## Task objective
The records that follow are to be repeated without alteration.

────────────────────────────────────────

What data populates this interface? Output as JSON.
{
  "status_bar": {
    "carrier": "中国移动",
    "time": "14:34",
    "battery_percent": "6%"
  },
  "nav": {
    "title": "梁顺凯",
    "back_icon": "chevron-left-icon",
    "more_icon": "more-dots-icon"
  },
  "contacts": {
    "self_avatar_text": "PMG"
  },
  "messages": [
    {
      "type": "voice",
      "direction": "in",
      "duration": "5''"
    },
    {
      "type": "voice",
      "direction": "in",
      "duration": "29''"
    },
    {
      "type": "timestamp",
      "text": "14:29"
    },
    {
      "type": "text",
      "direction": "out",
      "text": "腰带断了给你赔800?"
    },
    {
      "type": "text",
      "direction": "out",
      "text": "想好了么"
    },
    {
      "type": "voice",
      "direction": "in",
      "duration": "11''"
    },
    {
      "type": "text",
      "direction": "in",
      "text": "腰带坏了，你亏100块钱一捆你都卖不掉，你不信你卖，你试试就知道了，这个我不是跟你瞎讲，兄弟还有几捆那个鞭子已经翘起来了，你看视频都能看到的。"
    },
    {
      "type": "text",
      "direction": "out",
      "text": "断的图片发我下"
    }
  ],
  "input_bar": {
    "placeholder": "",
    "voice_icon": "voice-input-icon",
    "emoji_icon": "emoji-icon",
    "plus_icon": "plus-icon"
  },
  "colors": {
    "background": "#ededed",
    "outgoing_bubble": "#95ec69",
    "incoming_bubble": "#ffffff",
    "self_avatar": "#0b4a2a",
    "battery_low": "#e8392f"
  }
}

────────────────────────────────────────

## The response
What data populates this interface? Output as JSON.
{
  "status_bar": {
    "carrier": "中国移动",
    "time": "14:34",
    "battery_percent": "6%"
  },
  "nav": {
    "title": "梁顺凯",
    "back_icon": "chevron-left-icon",
    "more_icon": "more-dots-icon"
  },
  "contacts": {
    "self_avatar_text": "PMG"
  },
  "messages": [
    {
      "type": "voice",
      "direction": "in",
      "duration": "5''"
    },
    {
      "type": "voice",
      "direction": "in",
      "duration": "29''"
    },
    {
      "type": "timestamp",
      "text": "14:29"
    },
    {
      "type": "text",
      "direction": "out",
      "text": "腰带断了给你赔800?"
    },
    {
      "type": "text",
      "direction": "out",
      "text": "想好了么"
    },
    {
      "type": "voice",
      "direction": "in",
      "duration": "11''"
    },
    {
      "type": "text",
      "direction": "in",
      "text": "腰带坏了，你亏100块钱一捆你都卖不掉，你不信你卖，你试试就知道了，这个我不是跟你瞎讲，兄弟还有几捆那个鞭子已经翘起来了，你看视频都能看到的。"
    },
    {
      "type": "text",
      "direction": "out",
      "text": "断的图片发我下"
    }
  ],
  "input_bar": {
    "placeholder": "",
    "voice_icon": "voice-input-icon",
    "emoji_icon": "emoji-icon",
    "plus_icon": "plus-icon"
  },
  "colors": {
    "background": "#ededed",
    "outgoing_bubble": "#95ec69",
    "incoming_bubble": "#ffffff",
    "self_avatar": "#0b4a2a",
    "battery_low": "#e8392f"
  }
}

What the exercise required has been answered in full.